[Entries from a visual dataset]

──────

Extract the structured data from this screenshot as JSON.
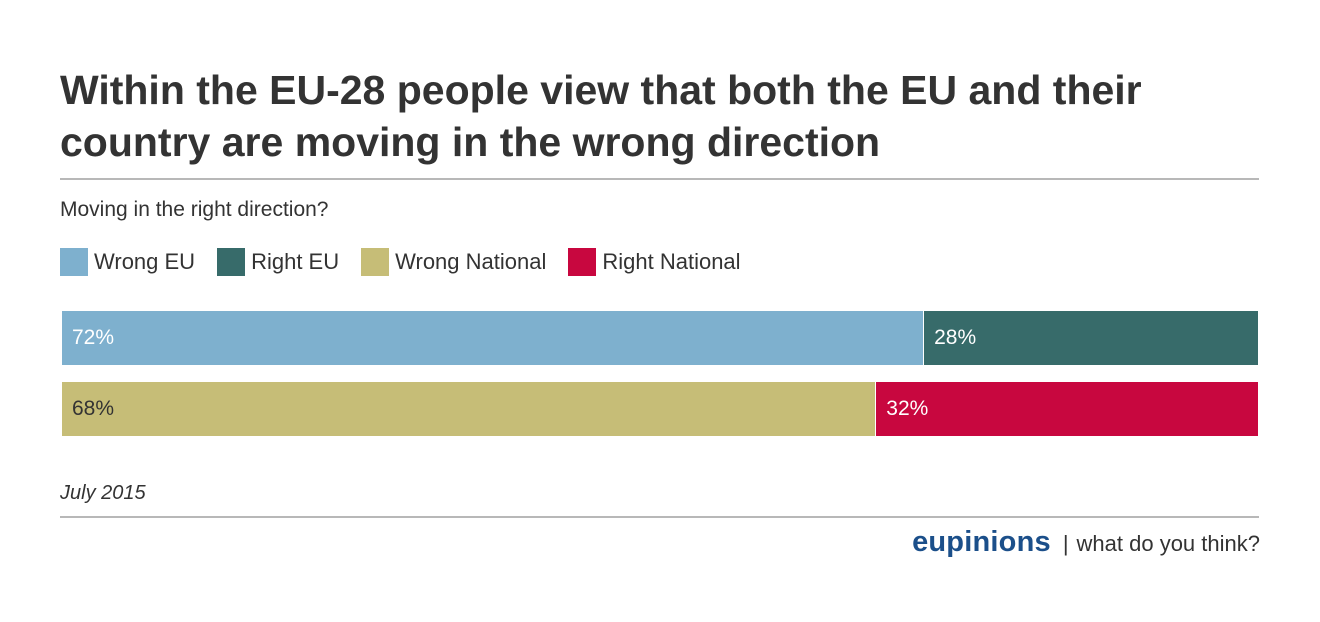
{
  "chart_data": {
    "type": "bar",
    "orientation": "horizontal",
    "stacked": true,
    "percent_stacked": true,
    "title": "Within the EU-28 people view that both the EU and their country are moving in the wrong direction",
    "subtitle": "Moving in the right direction?",
    "footnote": "July 2015",
    "legend_position": "top-left",
    "grid": false,
    "xlim": [
      0,
      100
    ],
    "legend": [
      {
        "name": "Wrong EU",
        "color": "#7eb0ce"
      },
      {
        "name": "Right EU",
        "color": "#376b6a"
      },
      {
        "name": "Wrong National",
        "color": "#c6bd77"
      },
      {
        "name": "Right National",
        "color": "#c8073f"
      }
    ],
    "rows": [
      {
        "segments": [
          {
            "series": "Wrong EU",
            "value": 72,
            "label": "72%",
            "color": "#7eb0ce",
            "text_color": "#ffffff"
          },
          {
            "series": "Right EU",
            "value": 28,
            "label": "28%",
            "color": "#376b6a",
            "text_color": "#ffffff"
          }
        ]
      },
      {
        "segments": [
          {
            "series": "Wrong National",
            "value": 68,
            "label": "68%",
            "color": "#c6bd77",
            "text_color": "#333333"
          },
          {
            "series": "Right National",
            "value": 32,
            "label": "32%",
            "color": "#c8073f",
            "text_color": "#ffffff"
          }
        ]
      }
    ]
  },
  "branding": {
    "name": "eupinions",
    "separator": "|",
    "tagline": "what do you think?"
  },
  "colors": {
    "brand": "#1b4f8a",
    "text": "#333333",
    "rule": "#b8b8b8"
  }
}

──────

* What is asked: Return the listing above unchanged, apart from dropping its pictures.

* Solved problem:
Extract the structured data from this screenshot as JSON.
{
  "chart_data": {
    "type": "bar",
    "orientation": "horizontal",
    "stacked": true,
    "percent_stacked": true,
    "title": "Within the EU-28 people view that both the EU and their country are moving in the wrong direction",
    "subtitle": "Moving in the right direction?",
    "footnote": "July 2015",
    "legend_position": "top-left",
    "grid": false,
    "xlim": [
      0,
      100
    ],
    "legend": [
      {
        "name": "Wrong EU",
        "color": "#7eb0ce"
      },
      {
        "name": "Right EU",
        "color": "#376b6a"
      },
      {
        "name": "Wrong National",
        "color": "#c6bd77"
      },
      {
        "name": "Right National",
        "color": "#c8073f"
      }
    ],
    "rows": [
      {
        "segments": [
          {
            "series": "Wrong EU",
            "value": 72,
            "label": "72%",
            "color": "#7eb0ce",
            "text_color": "#ffffff"
          },
          {
            "series": "Right EU",
            "value": 28,
            "label": "28%",
            "color": "#376b6a",
            "text_color": "#ffffff"
          }
        ]
      },
      {
        "segments": [
          {
            "series": "Wrong National",
            "value": 68,
            "label": "68%",
            "color": "#c6bd77",
            "text_color": "#333333"
          },
          {
            "series": "Right National",
            "value": 32,
            "label": "32%",
            "color": "#c8073f",
            "text_color": "#ffffff"
          }
        ]
      }
    ]
  },
  "branding": {
    "name": "eupinions",
    "separator": "|",
    "tagline": "what do you think?"
  },
  "colors": {
    "brand": "#1b4f8a",
    "text": "#333333",
    "rule": "#b8b8b8"
  }
}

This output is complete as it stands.